**Information supplied**:
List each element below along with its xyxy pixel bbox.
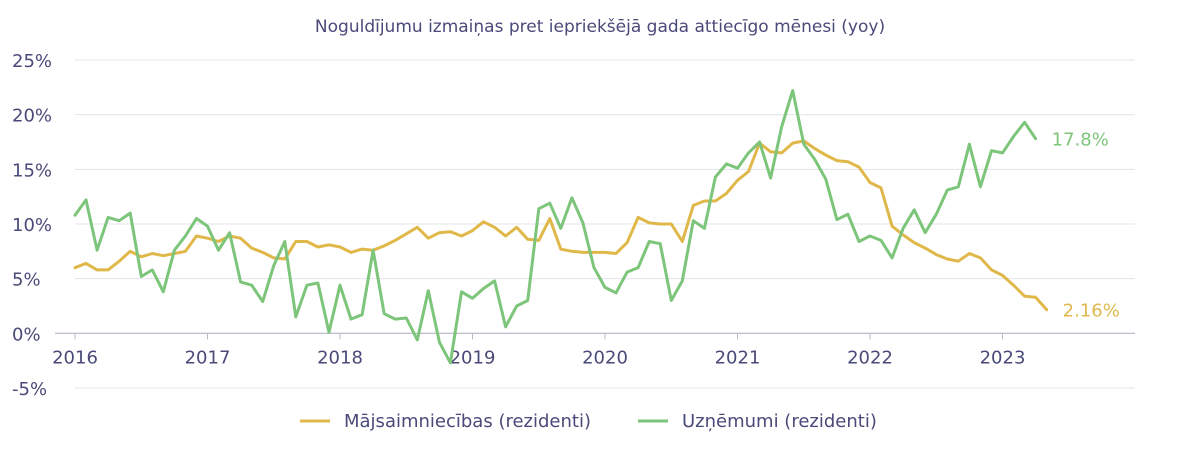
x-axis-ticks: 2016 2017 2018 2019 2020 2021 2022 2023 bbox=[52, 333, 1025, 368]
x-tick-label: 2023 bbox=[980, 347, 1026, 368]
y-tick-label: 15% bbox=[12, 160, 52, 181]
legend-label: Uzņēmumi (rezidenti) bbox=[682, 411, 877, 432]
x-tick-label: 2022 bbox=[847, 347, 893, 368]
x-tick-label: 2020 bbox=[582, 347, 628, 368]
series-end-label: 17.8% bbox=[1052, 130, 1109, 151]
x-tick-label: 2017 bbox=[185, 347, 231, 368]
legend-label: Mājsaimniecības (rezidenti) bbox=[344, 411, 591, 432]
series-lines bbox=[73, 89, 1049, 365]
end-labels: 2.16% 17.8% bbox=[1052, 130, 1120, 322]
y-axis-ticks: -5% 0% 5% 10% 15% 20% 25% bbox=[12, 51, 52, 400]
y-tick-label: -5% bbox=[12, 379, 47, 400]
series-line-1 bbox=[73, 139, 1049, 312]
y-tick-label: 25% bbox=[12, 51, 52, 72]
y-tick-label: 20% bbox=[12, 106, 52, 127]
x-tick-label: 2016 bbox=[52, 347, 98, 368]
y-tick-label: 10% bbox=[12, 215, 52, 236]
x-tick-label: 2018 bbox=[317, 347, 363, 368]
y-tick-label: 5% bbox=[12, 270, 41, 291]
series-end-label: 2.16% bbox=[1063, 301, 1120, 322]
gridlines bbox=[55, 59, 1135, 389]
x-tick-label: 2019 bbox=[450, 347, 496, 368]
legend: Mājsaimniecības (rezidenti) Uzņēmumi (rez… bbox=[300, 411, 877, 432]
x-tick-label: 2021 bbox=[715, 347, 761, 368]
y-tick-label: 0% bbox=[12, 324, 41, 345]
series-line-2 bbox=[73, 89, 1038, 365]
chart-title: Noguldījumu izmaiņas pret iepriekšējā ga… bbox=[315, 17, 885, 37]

* * *

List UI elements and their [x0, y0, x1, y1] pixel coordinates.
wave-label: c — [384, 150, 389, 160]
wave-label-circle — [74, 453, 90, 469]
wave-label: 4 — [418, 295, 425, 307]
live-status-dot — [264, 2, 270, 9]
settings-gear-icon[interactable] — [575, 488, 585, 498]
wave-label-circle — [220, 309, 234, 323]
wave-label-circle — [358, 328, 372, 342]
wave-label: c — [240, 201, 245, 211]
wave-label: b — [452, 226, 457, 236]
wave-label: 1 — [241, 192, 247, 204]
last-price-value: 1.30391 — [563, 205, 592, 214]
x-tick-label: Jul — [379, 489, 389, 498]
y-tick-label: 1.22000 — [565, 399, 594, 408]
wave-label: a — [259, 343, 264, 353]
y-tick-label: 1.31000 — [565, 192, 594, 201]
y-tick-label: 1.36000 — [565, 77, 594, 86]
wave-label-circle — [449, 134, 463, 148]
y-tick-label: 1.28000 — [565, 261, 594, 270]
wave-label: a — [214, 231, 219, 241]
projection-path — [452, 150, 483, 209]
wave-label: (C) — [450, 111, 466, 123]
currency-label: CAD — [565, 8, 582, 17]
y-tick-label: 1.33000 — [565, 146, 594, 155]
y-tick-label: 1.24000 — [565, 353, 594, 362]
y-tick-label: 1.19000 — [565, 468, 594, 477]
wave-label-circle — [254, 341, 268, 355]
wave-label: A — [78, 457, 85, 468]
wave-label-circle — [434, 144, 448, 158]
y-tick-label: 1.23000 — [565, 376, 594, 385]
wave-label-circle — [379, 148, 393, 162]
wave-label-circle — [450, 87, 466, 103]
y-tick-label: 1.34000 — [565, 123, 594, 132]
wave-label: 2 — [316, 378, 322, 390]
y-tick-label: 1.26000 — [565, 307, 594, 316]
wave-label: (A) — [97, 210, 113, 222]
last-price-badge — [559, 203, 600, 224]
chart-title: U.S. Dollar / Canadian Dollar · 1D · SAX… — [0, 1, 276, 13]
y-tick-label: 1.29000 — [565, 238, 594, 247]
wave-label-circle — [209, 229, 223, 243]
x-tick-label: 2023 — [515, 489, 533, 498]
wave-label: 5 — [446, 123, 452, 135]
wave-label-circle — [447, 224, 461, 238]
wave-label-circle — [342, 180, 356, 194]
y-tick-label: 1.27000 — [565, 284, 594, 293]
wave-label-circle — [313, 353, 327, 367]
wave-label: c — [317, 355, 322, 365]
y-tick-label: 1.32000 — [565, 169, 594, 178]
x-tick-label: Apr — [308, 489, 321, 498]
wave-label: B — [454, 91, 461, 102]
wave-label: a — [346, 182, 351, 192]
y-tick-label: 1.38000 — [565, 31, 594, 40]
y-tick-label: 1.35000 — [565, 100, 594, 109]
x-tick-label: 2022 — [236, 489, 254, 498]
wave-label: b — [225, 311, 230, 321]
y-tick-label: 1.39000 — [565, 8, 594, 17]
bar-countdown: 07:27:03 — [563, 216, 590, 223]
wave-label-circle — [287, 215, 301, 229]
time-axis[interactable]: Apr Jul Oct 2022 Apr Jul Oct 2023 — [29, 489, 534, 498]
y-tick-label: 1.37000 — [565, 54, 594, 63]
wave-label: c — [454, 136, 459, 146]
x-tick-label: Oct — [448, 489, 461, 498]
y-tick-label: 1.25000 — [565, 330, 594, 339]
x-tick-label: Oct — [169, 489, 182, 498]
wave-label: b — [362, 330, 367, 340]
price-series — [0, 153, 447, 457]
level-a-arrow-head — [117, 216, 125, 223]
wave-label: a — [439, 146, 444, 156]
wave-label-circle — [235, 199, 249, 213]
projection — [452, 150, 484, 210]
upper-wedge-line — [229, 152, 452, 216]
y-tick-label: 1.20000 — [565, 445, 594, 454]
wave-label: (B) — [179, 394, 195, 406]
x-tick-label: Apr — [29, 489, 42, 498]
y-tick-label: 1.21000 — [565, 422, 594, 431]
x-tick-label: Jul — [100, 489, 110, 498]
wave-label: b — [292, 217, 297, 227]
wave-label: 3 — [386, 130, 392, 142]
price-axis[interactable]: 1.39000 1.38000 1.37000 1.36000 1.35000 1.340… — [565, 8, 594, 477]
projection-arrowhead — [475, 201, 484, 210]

**Given instruction**:
Could you copy out, unchanged, the lines in the items from the line containing "x-axis-ticks: 2016 2017" through the line containing "x-tick-label: 2020 bbox=[582, 347, 628, 368]", including both of those lines?

**Full answer**:
x-axis-ticks: 2016 2017 2018 2019 2020 2021 2022 2023 bbox=[52, 333, 1025, 368]
x-tick-label: 2023 bbox=[980, 347, 1026, 368]
y-tick-label: 15% bbox=[12, 160, 52, 181]
legend-label: Uzņēmumi (rezidenti) bbox=[682, 411, 877, 432]
x-tick-label: 2022 bbox=[847, 347, 893, 368]
x-tick-label: 2020 bbox=[582, 347, 628, 368]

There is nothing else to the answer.